[Rows from a figure dataset]
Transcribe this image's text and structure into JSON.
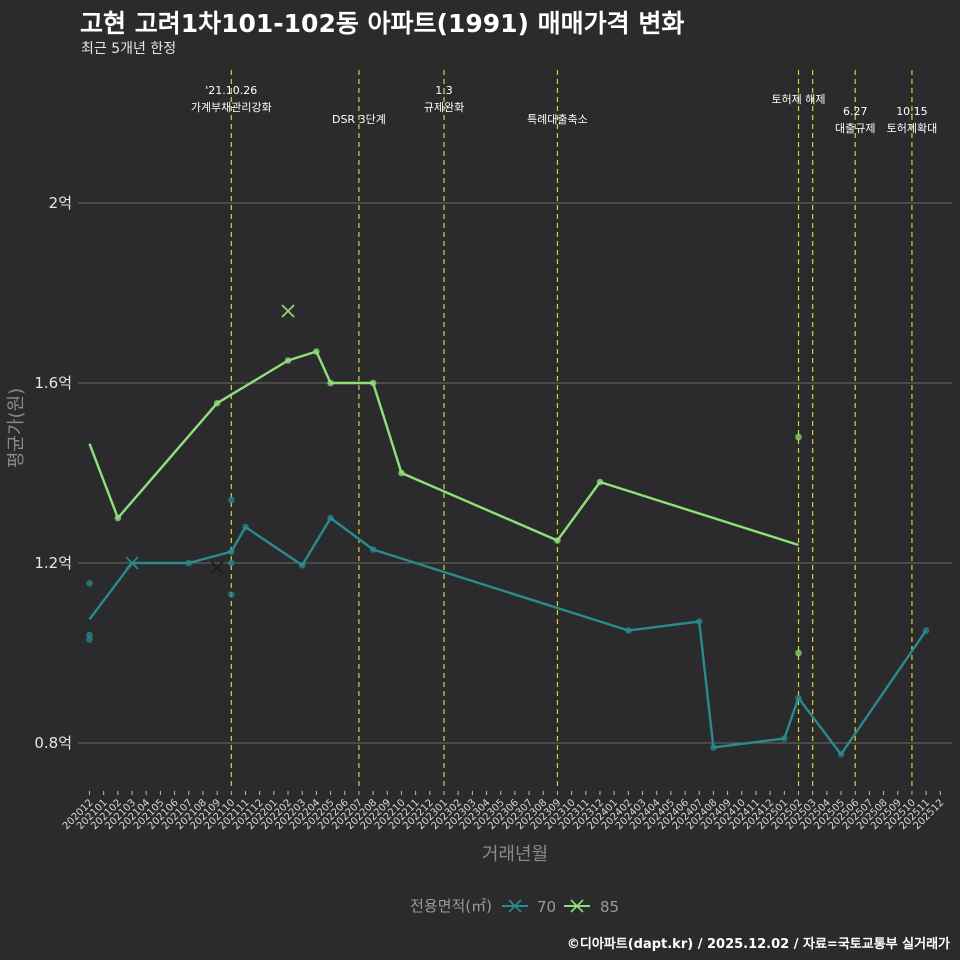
{
  "title": "고현 고려1차101-102동 아파트(1991) 매매가격 변화",
  "subtitle": "최근 5개년 한정",
  "footer": "©디아파트(dapt.kr) / 2025.12.02 / 자료=국토교통부 실거래가",
  "colors": {
    "background": "#2b2b2d",
    "grid": "#6b6b6b",
    "event_line": "#d4d62a",
    "series_70": "#2a8a8c",
    "series_85": "#8fe07a"
  },
  "chart_data": {
    "type": "line",
    "xlabel": "거래년월",
    "ylabel": "평균가(원)",
    "ylim": [
      0.7,
      2.3
    ],
    "yticks": [
      0.8,
      1.2,
      1.6,
      2.0
    ],
    "ytick_labels": [
      "0.8억",
      "1.2억",
      "1.6억",
      "2억"
    ],
    "x_categories": [
      "202012",
      "202101",
      "202102",
      "202103",
      "202104",
      "202105",
      "202106",
      "202107",
      "202108",
      "202109",
      "202110",
      "202111",
      "202112",
      "202201",
      "202202",
      "202203",
      "202204",
      "202205",
      "202206",
      "202207",
      "202208",
      "202209",
      "202210",
      "202211",
      "202212",
      "202301",
      "202302",
      "202303",
      "202304",
      "202305",
      "202306",
      "202307",
      "202308",
      "202309",
      "202310",
      "202311",
      "202312",
      "202401",
      "202402",
      "202403",
      "202404",
      "202405",
      "202406",
      "202407",
      "202408",
      "202409",
      "202410",
      "202411",
      "202412",
      "202501",
      "202502",
      "202503",
      "202504",
      "202505",
      "202506",
      "202507",
      "202508",
      "202509",
      "202510",
      "202511",
      "202512"
    ],
    "x_tick_labels": [
      "202012",
      "202101",
      "202102",
      "202103",
      "202104",
      "202105",
      "202106",
      "202107",
      "202108",
      "202109",
      "202110",
      "202111",
      "202112",
      "202201",
      "202202",
      "202203",
      "202204",
      "202205",
      "202206",
      "202207",
      "202208",
      "202209",
      "202210",
      "202211",
      "202212",
      "202301",
      "202302",
      "202303",
      "202304",
      "202305",
      "202306",
      "202307",
      "202308",
      "202309",
      "202310",
      "202311",
      "202312",
      "202401",
      "202402",
      "202403",
      "202404",
      "202405",
      "202406",
      "202407",
      "202408",
      "202409",
      "202410",
      "202411",
      "202412",
      "202501",
      "202502",
      "202503",
      "202504",
      "202505",
      "202506",
      "202507",
      "202508",
      "202509",
      "202510",
      "202511",
      "202512"
    ],
    "legend_title": "전용면적(㎡)",
    "legend_position": "bottom",
    "series": [
      {
        "name": "70",
        "color": "#2a8a8c",
        "line": [
          {
            "x": "202012",
            "y": 1.075
          },
          {
            "x": "202103",
            "y": 1.2
          },
          {
            "x": "202107",
            "y": 1.2
          },
          {
            "x": "202110",
            "y": 1.225
          },
          {
            "x": "202111",
            "y": 1.28
          },
          {
            "x": "202203",
            "y": 1.195
          },
          {
            "x": "202205",
            "y": 1.3
          },
          {
            "x": "202208",
            "y": 1.23
          },
          {
            "x": "202402",
            "y": 1.05
          },
          {
            "x": "202407",
            "y": 1.07
          },
          {
            "x": "202408",
            "y": 0.79
          },
          {
            "x": "202501",
            "y": 0.81
          },
          {
            "x": "202502",
            "y": 0.9
          },
          {
            "x": "202505",
            "y": 0.775
          },
          {
            "x": "202511",
            "y": 1.05
          }
        ],
        "points": [
          {
            "x": "202012",
            "y": 1.155
          },
          {
            "x": "202012",
            "y": 1.04
          },
          {
            "x": "202012",
            "y": 1.03
          },
          {
            "x": "202107",
            "y": 1.2
          },
          {
            "x": "202110",
            "y": 1.34
          },
          {
            "x": "202110",
            "y": 1.2
          },
          {
            "x": "202110",
            "y": 1.13
          },
          {
            "x": "202110",
            "y": 1.225
          },
          {
            "x": "202111",
            "y": 1.28
          },
          {
            "x": "202203",
            "y": 1.195
          },
          {
            "x": "202205",
            "y": 1.3
          },
          {
            "x": "202208",
            "y": 1.23
          },
          {
            "x": "202402",
            "y": 1.05
          },
          {
            "x": "202407",
            "y": 1.07
          },
          {
            "x": "202408",
            "y": 0.79
          },
          {
            "x": "202501",
            "y": 0.81
          },
          {
            "x": "202502",
            "y": 0.9
          },
          {
            "x": "202505",
            "y": 0.775
          },
          {
            "x": "202511",
            "y": 1.05
          }
        ],
        "x_marks": [
          {
            "x": "202103",
            "y": 1.2
          },
          {
            "x": "202109",
            "y": 1.19
          }
        ]
      },
      {
        "name": "85",
        "color": "#8fe07a",
        "line": [
          {
            "x": "202012",
            "y": 1.465
          },
          {
            "x": "202102",
            "y": 1.3
          },
          {
            "x": "202109",
            "y": 1.555
          },
          {
            "x": "202202",
            "y": 1.65
          },
          {
            "x": "202204",
            "y": 1.67
          },
          {
            "x": "202205",
            "y": 1.6
          },
          {
            "x": "202208",
            "y": 1.6
          },
          {
            "x": "202210",
            "y": 1.4
          },
          {
            "x": "202309",
            "y": 1.25
          },
          {
            "x": "202312",
            "y": 1.38
          },
          {
            "x": "202502",
            "y": 1.24
          }
        ],
        "points": [
          {
            "x": "202102",
            "y": 1.3
          },
          {
            "x": "202109",
            "y": 1.555
          },
          {
            "x": "202202",
            "y": 1.65
          },
          {
            "x": "202204",
            "y": 1.67
          },
          {
            "x": "202205",
            "y": 1.6
          },
          {
            "x": "202208",
            "y": 1.6
          },
          {
            "x": "202210",
            "y": 1.4
          },
          {
            "x": "202309",
            "y": 1.25
          },
          {
            "x": "202312",
            "y": 1.38
          },
          {
            "x": "202502",
            "y": 1.48
          },
          {
            "x": "202502",
            "y": 1.0
          }
        ],
        "x_marks": [
          {
            "x": "202202",
            "y": 1.76
          }
        ]
      }
    ],
    "events": [
      {
        "x": "202110",
        "lines": [
          "'21.10.26",
          "가계부채관리강화"
        ],
        "row": 0
      },
      {
        "x": "202207",
        "lines": [
          "DSR 3단계"
        ],
        "row": 1
      },
      {
        "x": "202301",
        "lines": [
          "1.3",
          "규제완화"
        ],
        "row": 0
      },
      {
        "x": "202309",
        "lines": [
          "특례대출축소"
        ],
        "row": 1
      },
      {
        "x": "202502",
        "lines": [
          "토허제 해제"
        ],
        "row": 0
      },
      {
        "x": "202503",
        "lines": [],
        "row": 0
      },
      {
        "x": "202506",
        "lines": [
          "6.27",
          "대출규제"
        ],
        "row": 1
      },
      {
        "x": "202510",
        "lines": [
          "10.15",
          "토허제확대"
        ],
        "row": 1
      }
    ]
  }
}
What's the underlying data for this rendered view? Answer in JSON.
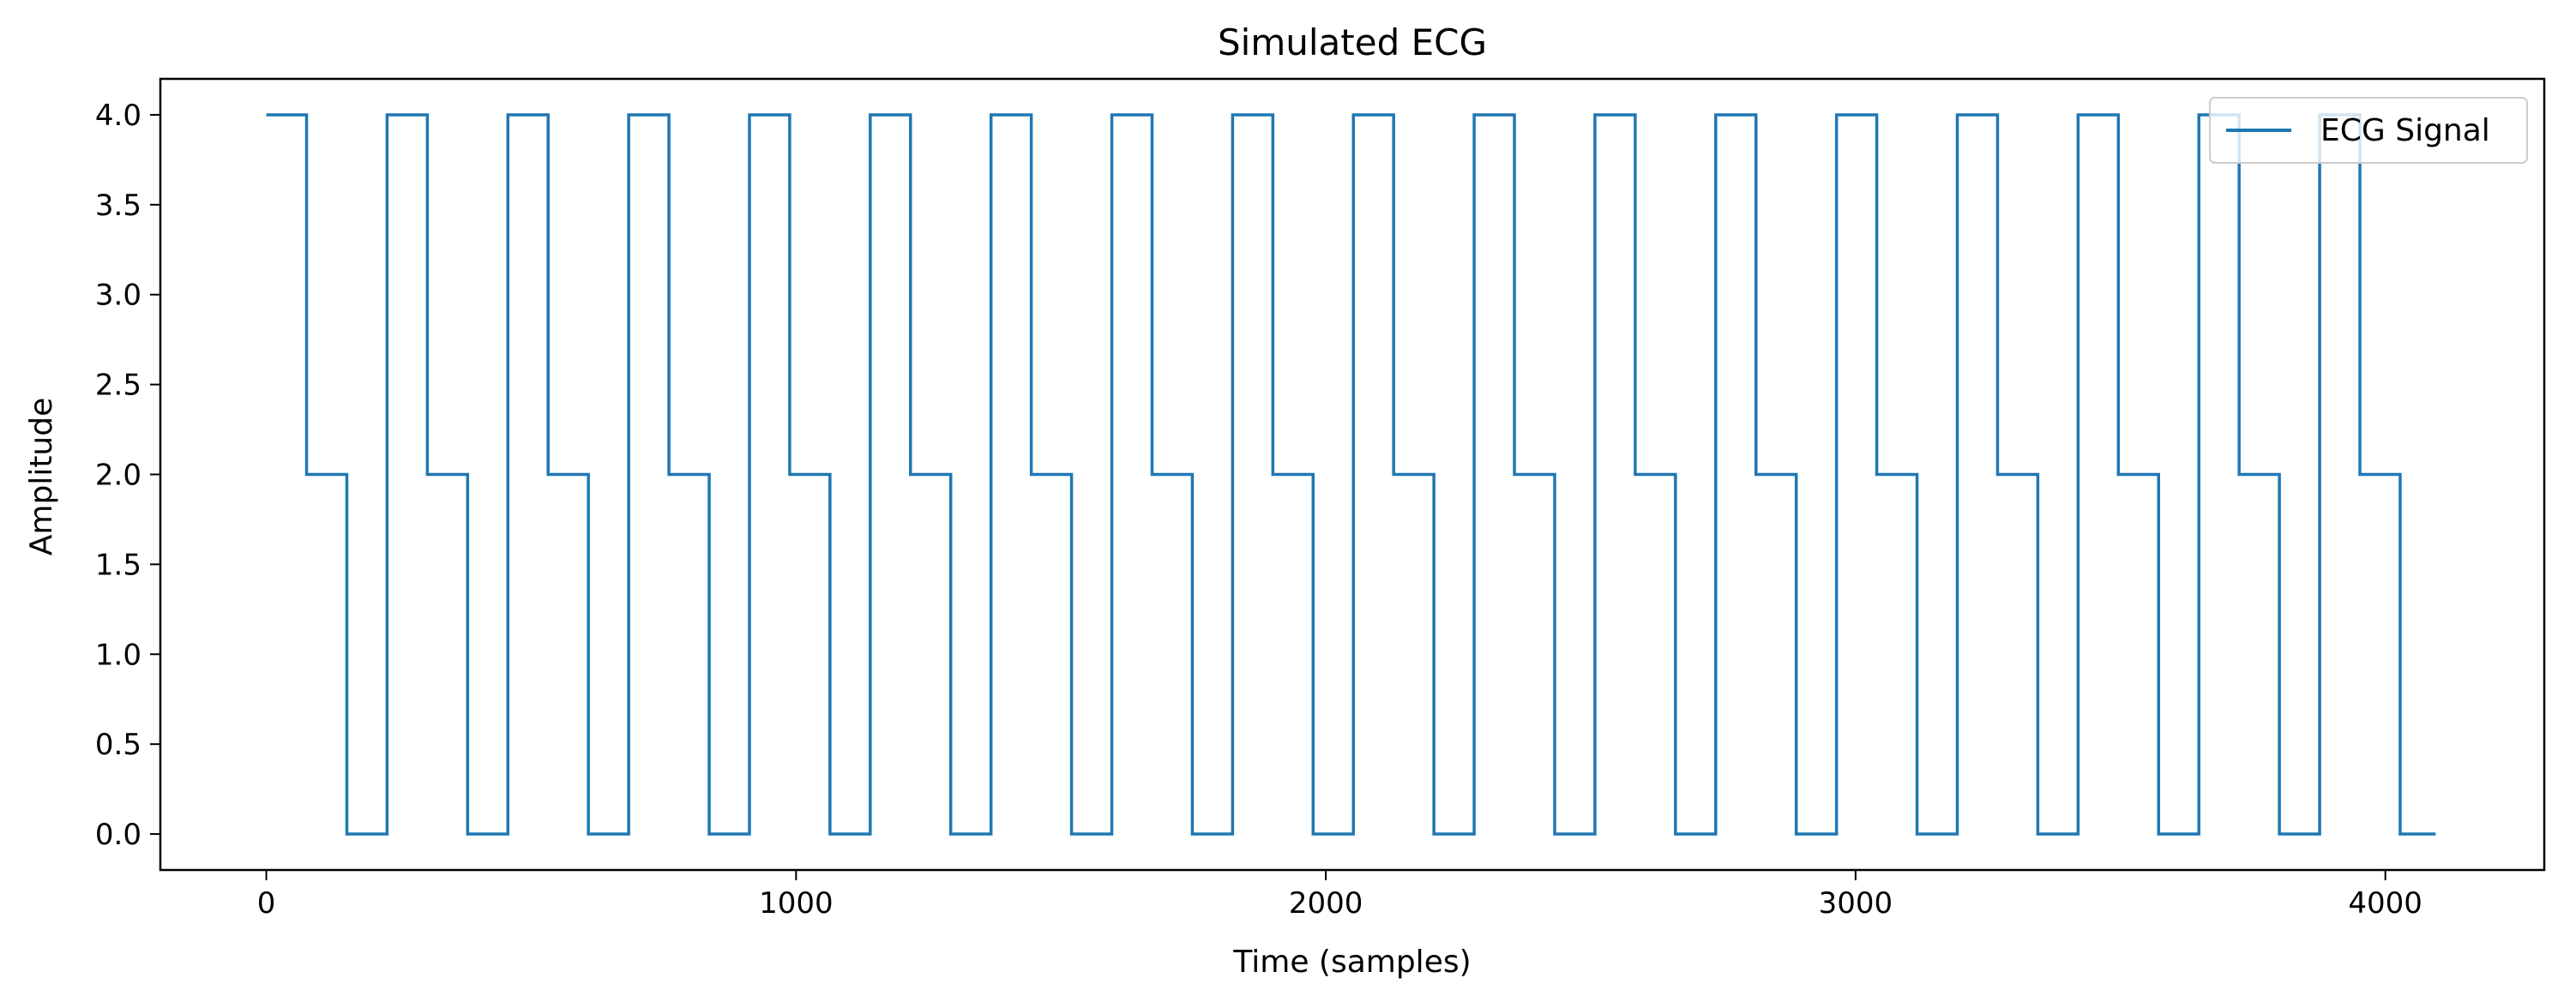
{
  "chart_data": {
    "type": "line",
    "title": "Simulated ECG",
    "xlabel": "Time (samples)",
    "ylabel": "Amplitude",
    "xlim": [
      -200,
      4300
    ],
    "ylim": [
      -0.2,
      4.2
    ],
    "x_ticks": [
      0,
      1000,
      2000,
      3000,
      4000
    ],
    "y_ticks": [
      0.0,
      0.5,
      1.0,
      1.5,
      2.0,
      2.5,
      3.0,
      3.5,
      4.0
    ],
    "x_tick_labels": [
      "0",
      "1000",
      "2000",
      "3000",
      "4000"
    ],
    "y_tick_labels": [
      "0.0",
      "0.5",
      "1.0",
      "1.5",
      "2.0",
      "2.5",
      "3.0",
      "3.5",
      "4.0"
    ],
    "grid": false,
    "legend_position": "top-right",
    "series": [
      {
        "name": "ECG Signal",
        "color": "#1f77b4",
        "step": true,
        "period": 228,
        "segments": [
          4.0,
          2.0,
          0.0
        ],
        "segment_length": 76,
        "x_start": 0,
        "x_end": 4095
      }
    ]
  }
}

*TASK*.
Only the lines from the one containing "What's the underlying" through the last line of the records above should be repeated, exactly and without pictures.

*SOLUTION TO THIS PROBLEM*.
What's the underlying data for this rendered view? Answer in JSON.
{
  "chart_data": {
    "type": "line",
    "title": "Simulated ECG",
    "xlabel": "Time (samples)",
    "ylabel": "Amplitude",
    "xlim": [
      -200,
      4300
    ],
    "ylim": [
      -0.2,
      4.2
    ],
    "x_ticks": [
      0,
      1000,
      2000,
      3000,
      4000
    ],
    "y_ticks": [
      0.0,
      0.5,
      1.0,
      1.5,
      2.0,
      2.5,
      3.0,
      3.5,
      4.0
    ],
    "x_tick_labels": [
      "0",
      "1000",
      "2000",
      "3000",
      "4000"
    ],
    "y_tick_labels": [
      "0.0",
      "0.5",
      "1.0",
      "1.5",
      "2.0",
      "2.5",
      "3.0",
      "3.5",
      "4.0"
    ],
    "grid": false,
    "legend_position": "top-right",
    "series": [
      {
        "name": "ECG Signal",
        "color": "#1f77b4",
        "step": true,
        "period": 228,
        "segments": [
          4.0,
          2.0,
          0.0
        ],
        "segment_length": 76,
        "x_start": 0,
        "x_end": 4095
      }
    ]
  }
}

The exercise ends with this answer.